• **Stored records**:
····················
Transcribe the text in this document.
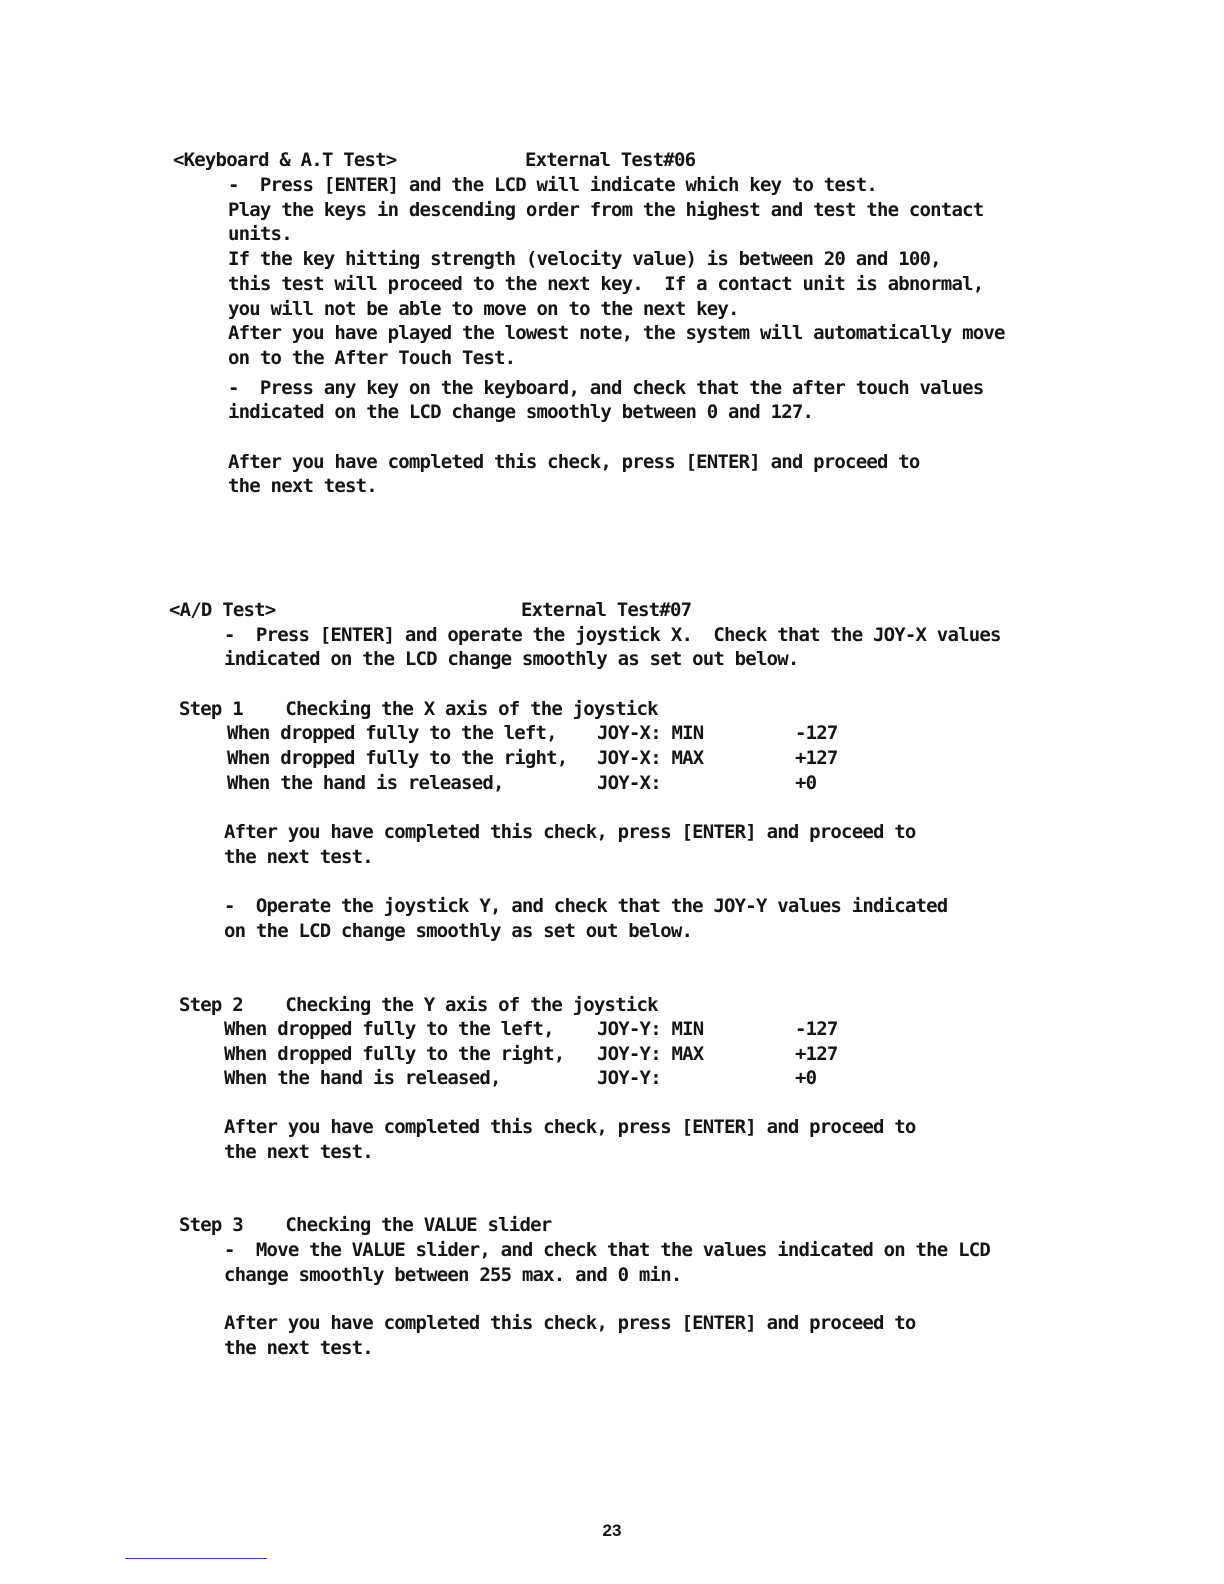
<Keyboard & A.T Test>	External Test#06
-  Press [ENTER] and the LCD will indicate which key to test.
Play the keys in descending order from the highest and test the contact
units.
If the key hitting strength (velocity value) is between 20 and 100,
this test will proceed to the next key.  If a contact unit is abnormal,
you will not be able to move on to the next key.
After you have played the lowest note, the system will automatically move
on to the After Touch Test.
-  Press any key on the keyboard, and check that the after touch values
indicated on the LCD change smoothly between 0 and 127.
After you have completed this check, press [ENTER] and proceed to
the next test.
<A/D Test>	External Test#07
-  Press [ENTER] and operate the joystick X.  Check that the JOY-X values
indicated on the LCD change smoothly as set out below.
Step 1    Checking the X axis of the joystick
When dropped fully to the left, JOY-X: MIN	-127
When dropped fully to the right, JOY-X: MAX	+127
When the hand is released,	JOY-X:	+0
After you have completed this check, press [ENTER] and proceed to
the next test.
-  Operate the joystick Y, and check that the JOY-Y values indicated
on the LCD change smoothly as set out below.
Step 2    Checking the Y axis of the joystick
When dropped fully to the left, JOY-Y: MIN	-127
When dropped fully to the right, JOY-Y: MAX	+127
When the hand is released,	JOY-Y:	+0
After you have completed this check, press [ENTER] and proceed to
the next test.
Step 3    Checking the VALUE slider
-  Move the VALUE slider, and check that the values indicated on the LCD
change smoothly between 255 max. and 0 min.
After you have completed this check, press [ENTER] and proceed to
the next test.
23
····················
State only the count of lines above that hold the string "smoothly".

• **Solution to the problem**: 4